_Excerto de origem_:

Para o nosso projeto hoteleiro um dos pilares é a responsabilidade social. É uma missão que já está intrínseca no grupo e nos colaboradores. Podemos disponibilizar a nossa unidade, a nossa estrutura e os nossos recursos humanos para ajudar a comunidade. "Sê a mudança que queres ver no mundo" é uma frase de Gandhi que me tem acompanhado ao longo da vida.
Temos a possibilidade de fazer a diferença na vida das pessoas, por mais pequena que seja. Almejamos diariamente ser mais do que um grupo de hotéis, de edifícios que vendem quartos e refeições.
Como é que este programa funciona? Quem ajuda e como?
Este projeto de responsabilidade social corporativa oferece alojamento e pequeno-almoço gratuito aos pais ou cuidadores de crianças internadas ou em tratamento no Dona Estefânia ou em outros hospitais do Centro Hospitalar de Lisboa, a maternidade Alfredo da Costa, o Hospital de Santa Marta, o Hospital Santo António dos Capuchos, o Hospital de São José e o Hospital Curry Cabral. Para uma criança estar bem, precisa do apoio dos seus pais, da sua família, dos seus cuidadores. Eles têm de estar próximos da criança. Este é um direito que entendemos que as crianças devem ter.

_Linhas apresentadas_:

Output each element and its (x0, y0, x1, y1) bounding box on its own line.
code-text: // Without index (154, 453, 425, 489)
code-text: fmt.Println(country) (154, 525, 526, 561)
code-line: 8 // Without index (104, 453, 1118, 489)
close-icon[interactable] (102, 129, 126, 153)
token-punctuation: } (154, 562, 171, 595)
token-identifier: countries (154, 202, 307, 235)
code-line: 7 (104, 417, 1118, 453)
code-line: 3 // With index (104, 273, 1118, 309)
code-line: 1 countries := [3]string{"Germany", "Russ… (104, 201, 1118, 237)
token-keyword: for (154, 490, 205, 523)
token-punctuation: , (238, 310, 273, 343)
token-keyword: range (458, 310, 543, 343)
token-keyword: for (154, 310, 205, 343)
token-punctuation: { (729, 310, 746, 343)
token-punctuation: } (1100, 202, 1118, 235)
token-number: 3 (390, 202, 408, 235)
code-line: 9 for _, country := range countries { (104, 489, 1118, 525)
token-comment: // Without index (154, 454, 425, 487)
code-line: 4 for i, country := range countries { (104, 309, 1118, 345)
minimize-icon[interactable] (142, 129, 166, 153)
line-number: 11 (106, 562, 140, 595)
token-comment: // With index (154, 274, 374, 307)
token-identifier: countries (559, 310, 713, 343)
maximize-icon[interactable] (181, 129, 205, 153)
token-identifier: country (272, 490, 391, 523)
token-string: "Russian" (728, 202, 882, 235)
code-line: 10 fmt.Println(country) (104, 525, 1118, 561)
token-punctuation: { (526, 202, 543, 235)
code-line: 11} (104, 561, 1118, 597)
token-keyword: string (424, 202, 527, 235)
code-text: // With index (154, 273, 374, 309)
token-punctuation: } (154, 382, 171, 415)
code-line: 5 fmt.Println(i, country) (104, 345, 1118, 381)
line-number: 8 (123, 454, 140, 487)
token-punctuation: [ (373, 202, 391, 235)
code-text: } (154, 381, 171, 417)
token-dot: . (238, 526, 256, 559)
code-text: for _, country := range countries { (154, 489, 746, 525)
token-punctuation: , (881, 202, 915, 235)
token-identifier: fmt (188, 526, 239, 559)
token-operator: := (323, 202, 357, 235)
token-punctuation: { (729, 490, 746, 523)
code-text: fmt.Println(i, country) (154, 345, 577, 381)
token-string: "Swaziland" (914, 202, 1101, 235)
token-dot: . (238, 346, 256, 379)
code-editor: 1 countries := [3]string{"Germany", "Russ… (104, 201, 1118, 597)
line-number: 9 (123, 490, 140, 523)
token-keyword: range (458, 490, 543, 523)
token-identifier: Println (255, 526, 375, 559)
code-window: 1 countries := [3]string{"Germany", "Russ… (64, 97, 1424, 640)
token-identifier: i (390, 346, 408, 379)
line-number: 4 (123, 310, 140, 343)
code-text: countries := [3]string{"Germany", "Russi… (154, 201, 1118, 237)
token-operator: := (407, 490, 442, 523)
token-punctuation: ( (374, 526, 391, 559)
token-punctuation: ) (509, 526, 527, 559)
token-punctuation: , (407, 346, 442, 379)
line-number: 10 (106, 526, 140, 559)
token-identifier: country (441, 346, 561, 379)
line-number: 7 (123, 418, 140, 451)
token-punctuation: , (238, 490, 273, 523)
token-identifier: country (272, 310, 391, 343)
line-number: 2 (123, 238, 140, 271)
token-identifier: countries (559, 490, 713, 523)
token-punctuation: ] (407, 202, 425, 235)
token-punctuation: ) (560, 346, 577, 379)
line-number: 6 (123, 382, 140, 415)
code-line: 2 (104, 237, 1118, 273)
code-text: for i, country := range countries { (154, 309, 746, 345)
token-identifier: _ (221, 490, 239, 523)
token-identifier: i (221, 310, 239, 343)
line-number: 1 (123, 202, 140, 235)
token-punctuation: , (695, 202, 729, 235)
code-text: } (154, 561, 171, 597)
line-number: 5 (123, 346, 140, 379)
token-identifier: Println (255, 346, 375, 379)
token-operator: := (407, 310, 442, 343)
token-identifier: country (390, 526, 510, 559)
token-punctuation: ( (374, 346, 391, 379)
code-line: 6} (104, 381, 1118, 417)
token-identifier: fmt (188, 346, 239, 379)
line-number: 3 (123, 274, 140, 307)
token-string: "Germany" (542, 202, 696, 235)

_Tarefas a realizar_:
**1.** No excerto sobre o projeto de responsabilidade social do grupo hoteleiro, o que é oferecido gratuitamente aos pais ou cuidadores das crianças internadas ou em tratamento?
**2.** Prossiga o texto sobre o projeto de responsabilidade social do grupo hoteleiro a partir do ponto em que ele termina.

_Respostas por item_:
**1.** Alojamento e pequeno-almoço.

**2.**
As famílias são identificadas pela ação social dos hospitais, que faz a triagem. Essa equipa seleciona pais ou cuidadores que têm os filhos internados em Lisboa ou Porto e que moram longe, seja no Algarve, nos Açores, por exemplo. Pessoas que não têm possibilidade de regressar a casa e que não têm possibilidades económicas. Feita a seleção, a ação social envia-nos um pedido de acolhimento no hotel.
Como é a estadia?
Facultamos as mesmas condições que facultamos a qualquer cliente. A família fica hospedada no nosso hotel e é recebida e acolhida por um embaixador da nossa marca. É disponibilizado um quarto e pequeno-almoço e é um programa que funciona durante o ano inteiro. Mesmo durante a pandemia da covid-19, muitos pais, devido à limitação de circulação dos concelhos, não tinham onde ficar. Por isso, mesmo o hotel estando fechado, tivemos famílias que lá ficaram quarenta e cinco dias. Entreguei a chave, disse "está aqui". Posso dizer que foi um momento muito importante na vida do hotel e creio que na vida dos pais.
Almejamos diariamente ser mais do que um grupo de hotéis, de edifícios que vendem quartos e refeições
Acabam por criar uma ligação especial com os pais?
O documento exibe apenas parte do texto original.